_Task material_

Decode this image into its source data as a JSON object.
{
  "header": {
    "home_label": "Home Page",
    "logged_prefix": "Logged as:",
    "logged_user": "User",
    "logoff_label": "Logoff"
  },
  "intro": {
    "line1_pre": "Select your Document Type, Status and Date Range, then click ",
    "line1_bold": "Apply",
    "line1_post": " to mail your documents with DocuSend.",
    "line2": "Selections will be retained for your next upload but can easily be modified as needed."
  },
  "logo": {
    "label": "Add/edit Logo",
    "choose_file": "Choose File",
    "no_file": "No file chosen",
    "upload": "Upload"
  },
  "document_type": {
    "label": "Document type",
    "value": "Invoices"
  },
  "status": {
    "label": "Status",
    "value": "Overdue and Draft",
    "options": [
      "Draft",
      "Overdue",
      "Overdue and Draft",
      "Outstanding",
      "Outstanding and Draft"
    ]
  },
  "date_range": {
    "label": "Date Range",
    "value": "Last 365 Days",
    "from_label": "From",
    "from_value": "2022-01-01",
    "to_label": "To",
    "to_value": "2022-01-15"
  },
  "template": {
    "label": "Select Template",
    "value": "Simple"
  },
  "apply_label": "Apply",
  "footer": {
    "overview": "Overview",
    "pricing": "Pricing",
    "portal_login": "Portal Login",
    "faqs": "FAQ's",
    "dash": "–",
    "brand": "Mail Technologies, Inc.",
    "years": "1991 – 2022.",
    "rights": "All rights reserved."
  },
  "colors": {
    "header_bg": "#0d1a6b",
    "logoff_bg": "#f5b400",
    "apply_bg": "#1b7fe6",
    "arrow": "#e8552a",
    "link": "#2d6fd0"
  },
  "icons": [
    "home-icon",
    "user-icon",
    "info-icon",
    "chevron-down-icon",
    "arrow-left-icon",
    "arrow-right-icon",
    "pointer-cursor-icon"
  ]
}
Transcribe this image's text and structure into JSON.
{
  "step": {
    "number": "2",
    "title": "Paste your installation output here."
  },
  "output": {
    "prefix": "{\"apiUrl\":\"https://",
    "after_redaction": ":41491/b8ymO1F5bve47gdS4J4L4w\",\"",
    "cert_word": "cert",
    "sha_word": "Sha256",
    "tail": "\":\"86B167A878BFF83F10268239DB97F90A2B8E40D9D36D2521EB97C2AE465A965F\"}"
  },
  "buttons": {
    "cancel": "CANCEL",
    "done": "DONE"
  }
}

_Task to complete_
Retype only the lines running from the line with "Transcribe this image's" to the end of the listing, including both of those lines.

_Written answer_
Transcribe this image's text and structure into JSON.
{
  "step": {
    "number": "2",
    "title": "Paste your installation output here."
  },
  "output": {
    "prefix": "{\"apiUrl\":\"https://",
    "after_redaction": ":41491/b8ymO1F5bve47gdS4J4L4w\",\"",
    "cert_word": "cert",
    "sha_word": "Sha256",
    "tail": "\":\"86B167A878BFF83F10268239DB97F90A2B8E40D9D36D2521EB97C2AE465A965F\"}"
  },
  "buttons": {
    "cancel": "CANCEL",
    "done": "DONE"
  }
}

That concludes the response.